▽

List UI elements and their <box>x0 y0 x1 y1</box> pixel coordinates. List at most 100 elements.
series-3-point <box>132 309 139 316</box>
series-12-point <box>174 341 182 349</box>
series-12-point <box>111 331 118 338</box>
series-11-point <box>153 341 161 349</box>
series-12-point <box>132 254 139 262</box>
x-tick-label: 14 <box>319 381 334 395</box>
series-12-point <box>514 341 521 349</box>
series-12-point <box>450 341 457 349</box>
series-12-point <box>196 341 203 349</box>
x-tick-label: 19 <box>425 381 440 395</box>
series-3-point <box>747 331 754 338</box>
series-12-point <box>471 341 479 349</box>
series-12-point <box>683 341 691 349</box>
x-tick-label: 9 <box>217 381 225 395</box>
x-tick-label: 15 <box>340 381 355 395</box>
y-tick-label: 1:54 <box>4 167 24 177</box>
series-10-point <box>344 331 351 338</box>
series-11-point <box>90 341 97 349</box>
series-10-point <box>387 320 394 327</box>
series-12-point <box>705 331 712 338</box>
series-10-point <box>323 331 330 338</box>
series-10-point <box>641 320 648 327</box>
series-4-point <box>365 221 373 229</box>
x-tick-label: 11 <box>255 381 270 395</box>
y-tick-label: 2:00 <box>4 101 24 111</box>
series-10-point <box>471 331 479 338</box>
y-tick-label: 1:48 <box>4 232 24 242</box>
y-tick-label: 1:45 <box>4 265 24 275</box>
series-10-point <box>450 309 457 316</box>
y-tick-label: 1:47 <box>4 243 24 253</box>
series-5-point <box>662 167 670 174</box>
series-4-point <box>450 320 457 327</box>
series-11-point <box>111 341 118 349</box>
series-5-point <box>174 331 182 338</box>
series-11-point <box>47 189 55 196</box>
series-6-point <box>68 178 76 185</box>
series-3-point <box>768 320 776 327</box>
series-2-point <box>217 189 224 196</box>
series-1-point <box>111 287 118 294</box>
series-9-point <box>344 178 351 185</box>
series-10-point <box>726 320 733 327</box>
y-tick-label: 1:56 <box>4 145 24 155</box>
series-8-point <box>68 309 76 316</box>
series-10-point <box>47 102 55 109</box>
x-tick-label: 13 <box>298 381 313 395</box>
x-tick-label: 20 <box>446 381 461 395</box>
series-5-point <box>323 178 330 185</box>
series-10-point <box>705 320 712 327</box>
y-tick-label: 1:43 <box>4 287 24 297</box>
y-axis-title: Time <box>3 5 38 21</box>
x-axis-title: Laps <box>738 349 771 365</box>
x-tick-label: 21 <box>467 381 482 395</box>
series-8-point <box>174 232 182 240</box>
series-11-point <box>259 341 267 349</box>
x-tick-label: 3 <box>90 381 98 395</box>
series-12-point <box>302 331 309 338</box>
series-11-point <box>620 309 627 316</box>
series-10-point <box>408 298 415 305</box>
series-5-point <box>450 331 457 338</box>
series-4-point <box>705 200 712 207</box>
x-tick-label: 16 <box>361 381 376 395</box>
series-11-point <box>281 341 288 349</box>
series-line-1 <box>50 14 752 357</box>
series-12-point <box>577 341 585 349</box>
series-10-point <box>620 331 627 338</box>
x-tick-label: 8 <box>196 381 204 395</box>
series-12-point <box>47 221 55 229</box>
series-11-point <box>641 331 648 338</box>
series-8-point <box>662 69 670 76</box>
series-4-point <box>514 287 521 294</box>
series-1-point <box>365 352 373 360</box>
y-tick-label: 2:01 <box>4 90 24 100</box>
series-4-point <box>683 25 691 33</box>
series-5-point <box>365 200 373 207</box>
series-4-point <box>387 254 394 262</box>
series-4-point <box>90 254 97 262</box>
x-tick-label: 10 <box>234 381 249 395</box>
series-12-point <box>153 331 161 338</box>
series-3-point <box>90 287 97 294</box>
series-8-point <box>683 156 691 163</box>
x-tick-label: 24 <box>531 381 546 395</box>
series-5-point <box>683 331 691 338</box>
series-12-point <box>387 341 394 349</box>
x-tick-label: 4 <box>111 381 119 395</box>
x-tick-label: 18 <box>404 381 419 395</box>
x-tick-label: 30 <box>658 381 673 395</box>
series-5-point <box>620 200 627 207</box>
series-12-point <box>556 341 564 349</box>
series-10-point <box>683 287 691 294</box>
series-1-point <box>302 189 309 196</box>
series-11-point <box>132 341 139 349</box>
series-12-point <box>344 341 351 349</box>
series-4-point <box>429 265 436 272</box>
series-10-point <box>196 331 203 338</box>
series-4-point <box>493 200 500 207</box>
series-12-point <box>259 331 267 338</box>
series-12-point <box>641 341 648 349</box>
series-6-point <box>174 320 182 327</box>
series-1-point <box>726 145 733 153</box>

△

▶ [What is expected]: Reproduce every line of the material above word for word and in the same order.

▶ [Reply to the task]:
List UI elements and their <box>x0 y0 x1 y1</box> pixel coordinates. List at most 100 elements.
series-3-point <box>132 309 139 316</box>
series-12-point <box>174 341 182 349</box>
series-12-point <box>111 331 118 338</box>
series-11-point <box>153 341 161 349</box>
series-12-point <box>132 254 139 262</box>
x-tick-label: 14 <box>319 381 334 395</box>
series-12-point <box>514 341 521 349</box>
series-12-point <box>450 341 457 349</box>
series-12-point <box>196 341 203 349</box>
x-tick-label: 19 <box>425 381 440 395</box>
series-3-point <box>747 331 754 338</box>
series-12-point <box>471 341 479 349</box>
series-12-point <box>683 341 691 349</box>
x-tick-label: 9 <box>217 381 225 395</box>
x-tick-label: 15 <box>340 381 355 395</box>
y-tick-label: 1:54 <box>4 167 24 177</box>
series-10-point <box>344 331 351 338</box>
series-11-point <box>90 341 97 349</box>
series-10-point <box>387 320 394 327</box>
series-12-point <box>705 331 712 338</box>
series-10-point <box>323 331 330 338</box>
series-10-point <box>641 320 648 327</box>
series-4-point <box>365 221 373 229</box>
x-tick-label: 11 <box>255 381 270 395</box>
y-tick-label: 2:00 <box>4 101 24 111</box>
series-10-point <box>471 331 479 338</box>
y-tick-label: 1:48 <box>4 232 24 242</box>
y-tick-label: 1:45 <box>4 265 24 275</box>
series-10-point <box>450 309 457 316</box>
y-tick-label: 1:47 <box>4 243 24 253</box>
series-5-point <box>662 167 670 174</box>
series-4-point <box>450 320 457 327</box>
series-11-point <box>111 341 118 349</box>
series-5-point <box>174 331 182 338</box>
series-11-point <box>47 189 55 196</box>
series-6-point <box>68 178 76 185</box>
series-3-point <box>768 320 776 327</box>
series-2-point <box>217 189 224 196</box>
series-1-point <box>111 287 118 294</box>
series-9-point <box>344 178 351 185</box>
series-10-point <box>726 320 733 327</box>
y-tick-label: 1:56 <box>4 145 24 155</box>
series-8-point <box>68 309 76 316</box>
series-10-point <box>47 102 55 109</box>
x-tick-label: 13 <box>298 381 313 395</box>
x-tick-label: 20 <box>446 381 461 395</box>
series-5-point <box>323 178 330 185</box>
series-10-point <box>705 320 712 327</box>
y-tick-label: 1:43 <box>4 287 24 297</box>
y-axis-title: Time <box>3 5 38 21</box>
x-axis-title: Laps <box>738 349 771 365</box>
x-tick-label: 21 <box>467 381 482 395</box>
series-8-point <box>174 232 182 240</box>
series-11-point <box>259 341 267 349</box>
x-tick-label: 3 <box>90 381 98 395</box>
series-12-point <box>302 331 309 338</box>
series-11-point <box>620 309 627 316</box>
series-10-point <box>408 298 415 305</box>
series-5-point <box>450 331 457 338</box>
series-4-point <box>705 200 712 207</box>
x-tick-label: 16 <box>361 381 376 395</box>
series-11-point <box>281 341 288 349</box>
series-line-1 <box>50 14 752 357</box>
series-12-point <box>577 341 585 349</box>
series-10-point <box>620 331 627 338</box>
x-tick-label: 8 <box>196 381 204 395</box>
series-12-point <box>47 221 55 229</box>
series-11-point <box>641 331 648 338</box>
series-8-point <box>662 69 670 76</box>
series-4-point <box>514 287 521 294</box>
series-1-point <box>365 352 373 360</box>
y-tick-label: 2:01 <box>4 90 24 100</box>
series-4-point <box>683 25 691 33</box>
series-5-point <box>365 200 373 207</box>
series-4-point <box>387 254 394 262</box>
series-4-point <box>90 254 97 262</box>
x-tick-label: 10 <box>234 381 249 395</box>
series-12-point <box>153 331 161 338</box>
series-3-point <box>90 287 97 294</box>
series-8-point <box>683 156 691 163</box>
x-tick-label: 24 <box>531 381 546 395</box>
series-5-point <box>683 331 691 338</box>
series-12-point <box>387 341 394 349</box>
x-tick-label: 4 <box>111 381 119 395</box>
x-tick-label: 18 <box>404 381 419 395</box>
x-tick-label: 30 <box>658 381 673 395</box>
series-5-point <box>620 200 627 207</box>
series-12-point <box>556 341 564 349</box>
series-10-point <box>683 287 691 294</box>
series-1-point <box>302 189 309 196</box>
series-11-point <box>132 341 139 349</box>
series-12-point <box>344 341 351 349</box>
series-4-point <box>429 265 436 272</box>
series-10-point <box>196 331 203 338</box>
series-4-point <box>493 200 500 207</box>
series-12-point <box>259 331 267 338</box>
series-12-point <box>641 341 648 349</box>
series-6-point <box>174 320 182 327</box>
series-1-point <box>726 145 733 153</box>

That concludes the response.